-------- Stored records --------
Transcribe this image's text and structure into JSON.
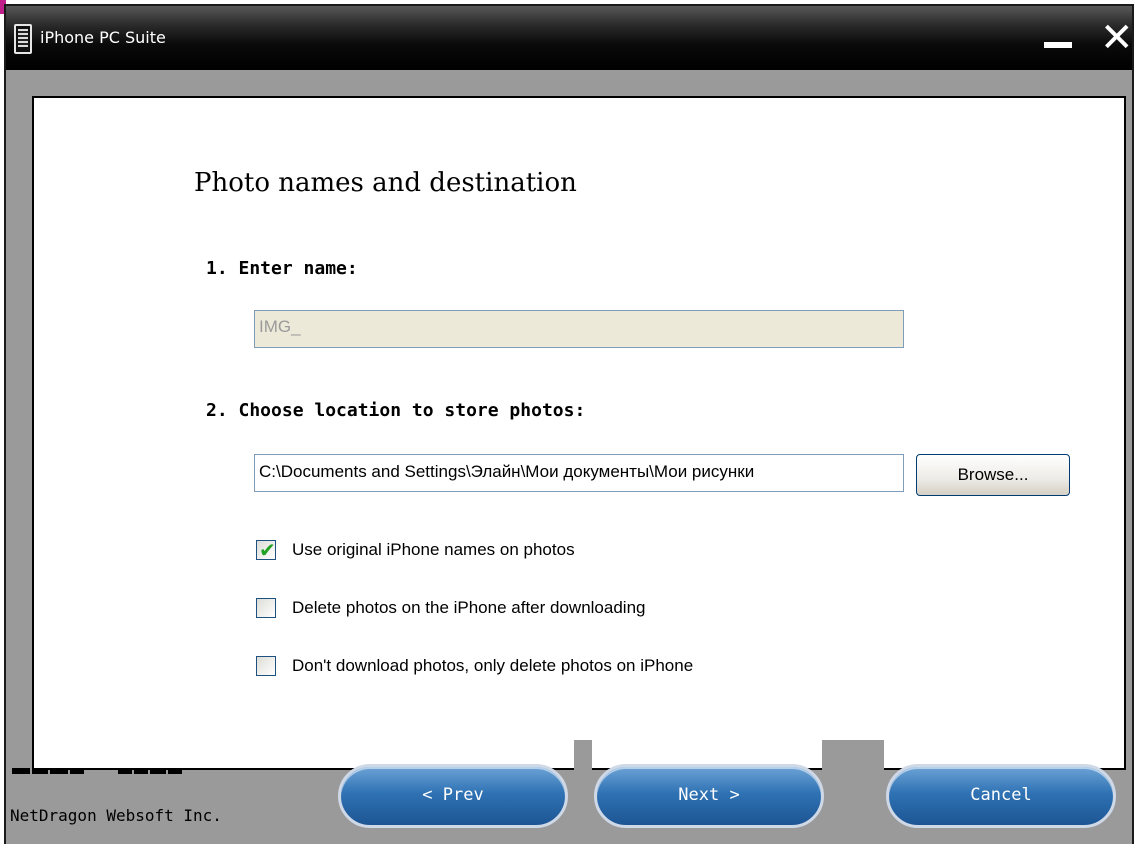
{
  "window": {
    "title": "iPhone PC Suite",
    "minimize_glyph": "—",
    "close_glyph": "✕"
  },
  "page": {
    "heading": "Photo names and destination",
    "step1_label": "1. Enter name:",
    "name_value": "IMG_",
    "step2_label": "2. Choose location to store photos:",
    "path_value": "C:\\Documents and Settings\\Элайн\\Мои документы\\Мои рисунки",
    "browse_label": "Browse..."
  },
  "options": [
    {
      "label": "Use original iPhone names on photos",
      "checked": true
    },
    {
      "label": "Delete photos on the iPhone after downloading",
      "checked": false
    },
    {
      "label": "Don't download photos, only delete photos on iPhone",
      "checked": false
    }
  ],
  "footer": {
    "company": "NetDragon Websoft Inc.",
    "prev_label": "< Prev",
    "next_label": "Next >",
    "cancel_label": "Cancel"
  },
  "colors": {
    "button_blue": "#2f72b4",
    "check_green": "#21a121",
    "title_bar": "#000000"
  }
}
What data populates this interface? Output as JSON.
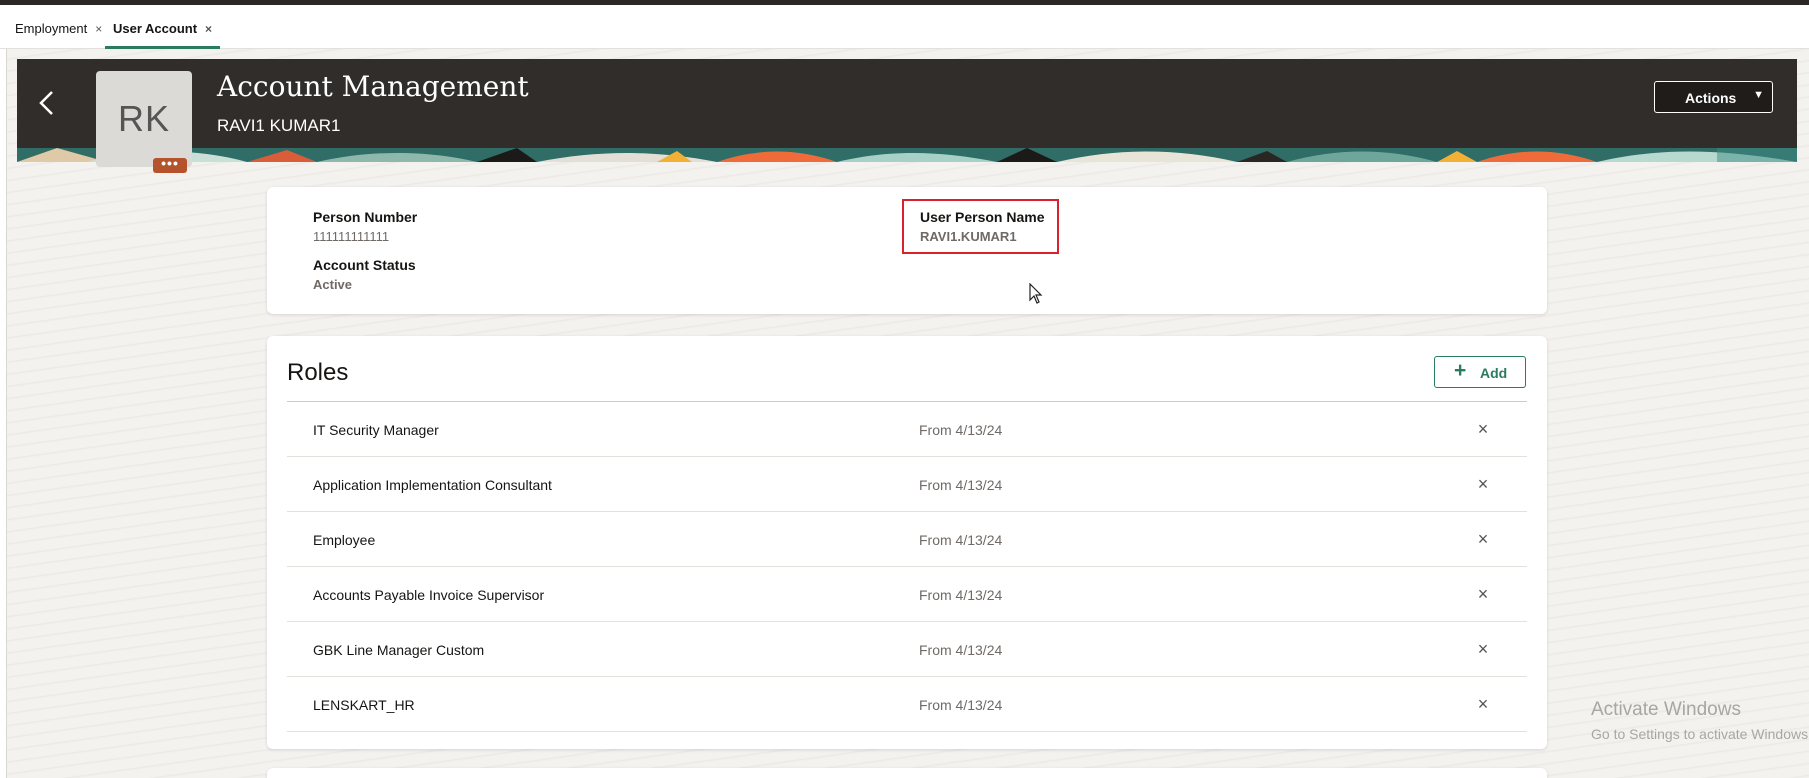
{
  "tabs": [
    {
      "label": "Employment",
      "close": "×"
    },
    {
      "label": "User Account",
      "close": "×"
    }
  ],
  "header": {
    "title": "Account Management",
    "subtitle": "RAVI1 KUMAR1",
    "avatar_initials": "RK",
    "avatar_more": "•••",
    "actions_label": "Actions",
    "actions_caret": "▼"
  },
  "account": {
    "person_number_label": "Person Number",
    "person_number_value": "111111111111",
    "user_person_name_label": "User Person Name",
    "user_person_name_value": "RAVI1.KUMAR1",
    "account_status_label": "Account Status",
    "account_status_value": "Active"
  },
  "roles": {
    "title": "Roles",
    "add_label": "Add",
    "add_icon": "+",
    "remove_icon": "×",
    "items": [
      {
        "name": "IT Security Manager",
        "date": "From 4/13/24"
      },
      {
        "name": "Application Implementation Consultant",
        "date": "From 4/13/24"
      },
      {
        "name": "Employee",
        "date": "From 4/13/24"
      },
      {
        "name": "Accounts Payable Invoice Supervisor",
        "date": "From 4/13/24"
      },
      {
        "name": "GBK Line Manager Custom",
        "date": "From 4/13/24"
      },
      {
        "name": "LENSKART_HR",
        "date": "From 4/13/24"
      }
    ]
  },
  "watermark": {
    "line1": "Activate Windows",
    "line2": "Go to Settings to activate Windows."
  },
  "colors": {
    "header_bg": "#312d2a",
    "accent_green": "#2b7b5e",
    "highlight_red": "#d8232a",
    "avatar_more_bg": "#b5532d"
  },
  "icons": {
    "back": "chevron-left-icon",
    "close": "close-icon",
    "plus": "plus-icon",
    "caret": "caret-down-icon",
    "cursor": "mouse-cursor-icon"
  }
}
--------
-------- Stored records --------
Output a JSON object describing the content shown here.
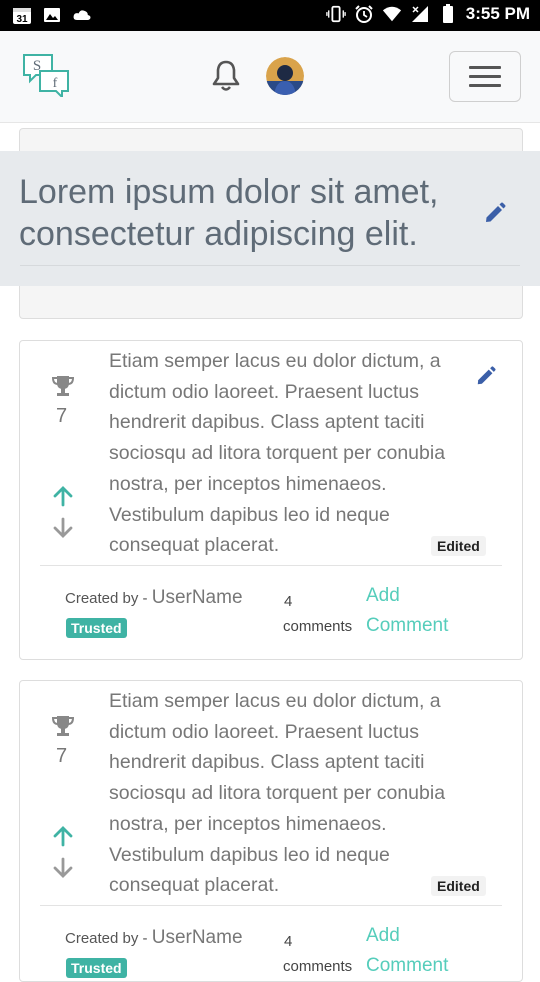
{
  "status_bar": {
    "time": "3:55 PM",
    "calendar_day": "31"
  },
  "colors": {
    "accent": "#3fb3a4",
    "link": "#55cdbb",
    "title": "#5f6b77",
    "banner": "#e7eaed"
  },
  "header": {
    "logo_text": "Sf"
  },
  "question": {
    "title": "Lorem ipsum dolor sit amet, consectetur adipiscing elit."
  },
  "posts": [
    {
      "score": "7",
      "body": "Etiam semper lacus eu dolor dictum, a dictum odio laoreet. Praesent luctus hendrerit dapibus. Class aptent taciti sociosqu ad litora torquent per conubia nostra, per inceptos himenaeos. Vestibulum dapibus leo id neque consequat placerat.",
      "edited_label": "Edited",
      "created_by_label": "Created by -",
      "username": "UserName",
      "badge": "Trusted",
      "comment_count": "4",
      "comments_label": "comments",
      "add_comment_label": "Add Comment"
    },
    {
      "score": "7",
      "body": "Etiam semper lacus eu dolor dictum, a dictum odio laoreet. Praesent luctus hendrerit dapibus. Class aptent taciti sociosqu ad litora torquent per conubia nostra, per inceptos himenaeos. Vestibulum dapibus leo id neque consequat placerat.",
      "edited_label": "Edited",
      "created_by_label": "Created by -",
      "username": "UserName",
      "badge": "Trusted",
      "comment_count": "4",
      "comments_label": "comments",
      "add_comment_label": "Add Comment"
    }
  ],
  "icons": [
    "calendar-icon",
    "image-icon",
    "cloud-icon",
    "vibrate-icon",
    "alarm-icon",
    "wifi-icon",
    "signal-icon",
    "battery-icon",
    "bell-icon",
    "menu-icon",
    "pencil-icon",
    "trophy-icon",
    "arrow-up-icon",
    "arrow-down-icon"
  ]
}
--------
Written request:
Report all lines of the material that contain the word "iPhone".

Task solution:
    "title": "iPhone PC Suite",
      "label": "Use original iPhone names on photos",
      "label": "Delete photos on the iPhone after downloading",
      "label": "Don't download photos, only delete photos on iPhone",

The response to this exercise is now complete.